::: Source :::
En 2016, 6720 plaintes pour viol ont été déposées en Suède, dont environ 2% sont arrivés pendant des festivals de musique. Plus globalement, le nombre de viols et d’agressions sexuelles y a été multiplié par deux depuis le début des années 2000, d’après les statistiques du Conseil national de la prévention des crimes suédois, le Bra. Comment expliquer alors des chiffres aussi importants dans une société où l’égalité femmes-hommes est souvent érigée en modèle à suivre par ses pays voisins ?
« Un pas vers l’égalité des sexes » ?
Une des villes du royaume, Malmö, a même été qualifiée de « capitale européenne du viol » par le britannique Nigel Farage, le chef de file de l’UKIP. Une allégation qu’il est toutefois nécessaire de nuancer pour plusieurs raisons. Pour Elisabeth Morin-Chartier, députée européenne et présidente de l’European Union of Women (EUX), cette augmentation du nombre de plaintes constitue davantage « un pas vers l’égalité des sexes ». « C’est un marqueur de la non-admission de ces viols », insiste-t-elle. S’ajoute à cela des conceptions et des protections différentes :
« La définition du viol n’est pas la même partout. Elle est beaucoup plus large dans les pays scandinaves contrairement au pays du sud de l’Europe où elle est réduite à une pénétration non-consentie », nous explique l’eurodéputée.
:::
### Consigne 1
Selon l'article sur les viols en Suède, combien de plaintes pour viol ont été déposées dans le pays en 2016 ?
L'article et les entrées n'ont aucun rapport entre eux.
::: Données de la tâche :::
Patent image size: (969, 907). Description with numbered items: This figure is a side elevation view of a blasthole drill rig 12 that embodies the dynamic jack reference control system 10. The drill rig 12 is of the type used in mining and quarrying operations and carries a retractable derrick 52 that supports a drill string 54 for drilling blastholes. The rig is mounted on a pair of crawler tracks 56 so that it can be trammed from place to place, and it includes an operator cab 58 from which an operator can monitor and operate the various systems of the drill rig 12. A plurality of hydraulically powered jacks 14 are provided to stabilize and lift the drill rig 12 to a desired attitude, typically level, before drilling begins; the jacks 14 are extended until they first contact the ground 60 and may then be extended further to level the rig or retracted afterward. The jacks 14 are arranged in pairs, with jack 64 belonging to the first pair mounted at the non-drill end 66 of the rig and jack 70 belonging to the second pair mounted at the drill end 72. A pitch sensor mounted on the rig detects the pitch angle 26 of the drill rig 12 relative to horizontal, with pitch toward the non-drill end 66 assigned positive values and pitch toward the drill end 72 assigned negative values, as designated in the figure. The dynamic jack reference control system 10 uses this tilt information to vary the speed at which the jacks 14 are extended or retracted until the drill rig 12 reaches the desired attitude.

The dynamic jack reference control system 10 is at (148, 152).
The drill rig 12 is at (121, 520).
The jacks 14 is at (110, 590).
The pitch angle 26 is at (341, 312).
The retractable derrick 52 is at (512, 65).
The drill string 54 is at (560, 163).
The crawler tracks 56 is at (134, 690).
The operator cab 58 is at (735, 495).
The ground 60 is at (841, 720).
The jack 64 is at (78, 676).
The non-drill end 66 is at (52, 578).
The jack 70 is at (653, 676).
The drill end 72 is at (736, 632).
:::
### Consigne 2
Donnez uniquement le nombre de lignes des entrées qui contiennent la chaîne « jacks ».

### Réponse complète 1
6720 plaintes pour viol ont été déposées en Suède en 2016.

### Réponse complète 2
2